Raw records:
-- BEGIN --

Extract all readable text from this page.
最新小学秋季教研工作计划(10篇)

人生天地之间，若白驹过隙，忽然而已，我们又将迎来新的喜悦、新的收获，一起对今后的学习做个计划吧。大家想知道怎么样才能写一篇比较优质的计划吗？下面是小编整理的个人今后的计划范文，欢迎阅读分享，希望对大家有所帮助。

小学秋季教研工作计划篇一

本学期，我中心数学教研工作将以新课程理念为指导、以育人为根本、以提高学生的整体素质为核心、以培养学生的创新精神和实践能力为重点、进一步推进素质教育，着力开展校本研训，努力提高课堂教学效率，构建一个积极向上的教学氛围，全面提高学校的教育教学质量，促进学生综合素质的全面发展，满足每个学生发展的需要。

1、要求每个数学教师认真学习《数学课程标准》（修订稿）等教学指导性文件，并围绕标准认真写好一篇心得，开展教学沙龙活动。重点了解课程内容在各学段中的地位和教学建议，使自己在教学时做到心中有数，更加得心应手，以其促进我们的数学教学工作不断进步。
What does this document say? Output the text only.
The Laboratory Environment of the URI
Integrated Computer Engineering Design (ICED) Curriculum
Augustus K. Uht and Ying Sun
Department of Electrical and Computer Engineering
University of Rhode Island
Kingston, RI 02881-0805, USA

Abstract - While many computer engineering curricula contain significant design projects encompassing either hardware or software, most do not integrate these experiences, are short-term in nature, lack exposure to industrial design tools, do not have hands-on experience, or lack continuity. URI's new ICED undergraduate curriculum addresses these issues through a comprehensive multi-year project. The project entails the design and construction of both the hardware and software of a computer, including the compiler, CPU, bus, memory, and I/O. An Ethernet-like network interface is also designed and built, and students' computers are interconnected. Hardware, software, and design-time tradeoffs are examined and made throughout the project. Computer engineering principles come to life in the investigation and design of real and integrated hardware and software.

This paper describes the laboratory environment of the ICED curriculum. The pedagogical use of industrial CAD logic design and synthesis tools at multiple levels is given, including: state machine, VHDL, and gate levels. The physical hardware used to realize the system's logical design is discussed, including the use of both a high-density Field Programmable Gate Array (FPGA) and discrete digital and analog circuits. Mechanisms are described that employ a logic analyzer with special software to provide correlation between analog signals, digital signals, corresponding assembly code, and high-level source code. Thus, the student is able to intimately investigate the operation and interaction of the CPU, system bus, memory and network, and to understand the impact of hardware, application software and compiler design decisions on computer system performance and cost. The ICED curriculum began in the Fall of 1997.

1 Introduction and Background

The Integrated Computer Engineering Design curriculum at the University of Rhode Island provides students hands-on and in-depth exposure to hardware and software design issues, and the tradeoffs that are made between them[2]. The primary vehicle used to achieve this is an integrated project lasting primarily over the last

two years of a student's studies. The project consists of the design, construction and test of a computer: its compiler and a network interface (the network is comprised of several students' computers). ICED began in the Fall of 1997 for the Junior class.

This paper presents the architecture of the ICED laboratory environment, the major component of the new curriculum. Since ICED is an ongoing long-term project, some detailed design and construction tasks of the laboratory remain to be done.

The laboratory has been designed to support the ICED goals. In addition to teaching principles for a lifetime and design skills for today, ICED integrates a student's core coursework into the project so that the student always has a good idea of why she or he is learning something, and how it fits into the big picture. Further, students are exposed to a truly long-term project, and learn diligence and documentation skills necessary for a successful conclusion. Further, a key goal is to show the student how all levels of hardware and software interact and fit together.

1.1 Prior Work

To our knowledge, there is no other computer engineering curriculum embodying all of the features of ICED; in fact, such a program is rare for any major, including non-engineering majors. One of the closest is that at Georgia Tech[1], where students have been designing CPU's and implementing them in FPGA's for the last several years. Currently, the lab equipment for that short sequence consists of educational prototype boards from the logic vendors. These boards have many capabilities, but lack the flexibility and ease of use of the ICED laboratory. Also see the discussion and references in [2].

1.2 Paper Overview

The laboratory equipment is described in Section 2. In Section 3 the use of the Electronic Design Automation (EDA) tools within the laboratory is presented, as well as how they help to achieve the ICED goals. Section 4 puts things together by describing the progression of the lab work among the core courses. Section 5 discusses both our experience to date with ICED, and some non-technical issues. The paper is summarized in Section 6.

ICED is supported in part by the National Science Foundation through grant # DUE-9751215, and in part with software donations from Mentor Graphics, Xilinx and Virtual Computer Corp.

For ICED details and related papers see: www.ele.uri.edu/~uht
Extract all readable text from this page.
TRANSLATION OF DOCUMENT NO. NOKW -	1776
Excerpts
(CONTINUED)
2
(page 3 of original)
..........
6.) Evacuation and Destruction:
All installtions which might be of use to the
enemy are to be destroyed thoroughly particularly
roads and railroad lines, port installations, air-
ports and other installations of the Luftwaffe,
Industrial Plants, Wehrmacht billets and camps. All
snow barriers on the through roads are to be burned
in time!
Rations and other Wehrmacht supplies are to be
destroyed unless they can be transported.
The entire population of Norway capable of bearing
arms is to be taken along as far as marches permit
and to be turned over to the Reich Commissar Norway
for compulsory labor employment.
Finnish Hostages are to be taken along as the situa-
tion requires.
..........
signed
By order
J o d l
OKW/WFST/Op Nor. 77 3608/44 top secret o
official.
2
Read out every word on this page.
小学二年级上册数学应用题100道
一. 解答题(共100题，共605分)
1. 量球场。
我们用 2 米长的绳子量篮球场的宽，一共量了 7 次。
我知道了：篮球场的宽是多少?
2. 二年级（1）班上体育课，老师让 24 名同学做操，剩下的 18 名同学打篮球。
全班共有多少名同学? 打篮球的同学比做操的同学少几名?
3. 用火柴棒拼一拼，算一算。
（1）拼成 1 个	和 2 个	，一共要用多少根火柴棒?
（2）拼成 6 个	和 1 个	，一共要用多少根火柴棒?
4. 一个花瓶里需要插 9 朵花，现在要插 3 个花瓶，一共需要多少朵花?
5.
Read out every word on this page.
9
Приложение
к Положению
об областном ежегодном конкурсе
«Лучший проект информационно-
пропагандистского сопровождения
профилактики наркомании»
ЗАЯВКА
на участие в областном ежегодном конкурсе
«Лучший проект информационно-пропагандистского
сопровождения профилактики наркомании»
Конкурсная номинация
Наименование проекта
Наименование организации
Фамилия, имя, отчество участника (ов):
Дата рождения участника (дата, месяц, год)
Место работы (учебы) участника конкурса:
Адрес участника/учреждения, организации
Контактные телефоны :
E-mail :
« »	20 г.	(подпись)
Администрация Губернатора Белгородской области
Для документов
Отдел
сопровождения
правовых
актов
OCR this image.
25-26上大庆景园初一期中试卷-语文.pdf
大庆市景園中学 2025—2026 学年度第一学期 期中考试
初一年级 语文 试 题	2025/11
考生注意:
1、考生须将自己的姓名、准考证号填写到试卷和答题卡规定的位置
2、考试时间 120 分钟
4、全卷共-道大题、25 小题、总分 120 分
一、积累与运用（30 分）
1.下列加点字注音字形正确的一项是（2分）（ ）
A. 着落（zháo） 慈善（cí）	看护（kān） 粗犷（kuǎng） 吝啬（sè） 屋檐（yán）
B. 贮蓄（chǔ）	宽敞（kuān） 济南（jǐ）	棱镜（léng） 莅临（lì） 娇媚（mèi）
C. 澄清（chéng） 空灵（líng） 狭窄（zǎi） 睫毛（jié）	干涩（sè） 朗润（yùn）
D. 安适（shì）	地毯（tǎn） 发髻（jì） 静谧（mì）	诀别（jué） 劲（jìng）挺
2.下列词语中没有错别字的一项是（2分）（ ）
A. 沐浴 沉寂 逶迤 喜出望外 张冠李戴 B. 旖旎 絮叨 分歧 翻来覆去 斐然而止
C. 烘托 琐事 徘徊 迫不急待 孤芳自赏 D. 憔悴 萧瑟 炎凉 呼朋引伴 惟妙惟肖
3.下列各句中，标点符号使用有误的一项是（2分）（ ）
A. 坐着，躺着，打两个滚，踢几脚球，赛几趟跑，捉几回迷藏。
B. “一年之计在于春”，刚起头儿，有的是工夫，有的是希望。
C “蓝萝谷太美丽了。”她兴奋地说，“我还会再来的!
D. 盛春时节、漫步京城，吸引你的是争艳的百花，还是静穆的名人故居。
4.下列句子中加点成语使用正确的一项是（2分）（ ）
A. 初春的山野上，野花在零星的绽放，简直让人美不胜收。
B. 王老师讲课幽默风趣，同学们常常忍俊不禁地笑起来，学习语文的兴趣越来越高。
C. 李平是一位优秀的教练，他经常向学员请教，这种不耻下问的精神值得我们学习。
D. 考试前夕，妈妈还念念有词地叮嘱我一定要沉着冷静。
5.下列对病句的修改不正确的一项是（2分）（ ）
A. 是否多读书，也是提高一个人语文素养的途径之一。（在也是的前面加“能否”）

-- END --

Return each line of the listing that holds the string "roads".

■ ANSWER TO THE TASK:
roads and railroad lines, port installations, air-
snow barriers on the through roads are to be burned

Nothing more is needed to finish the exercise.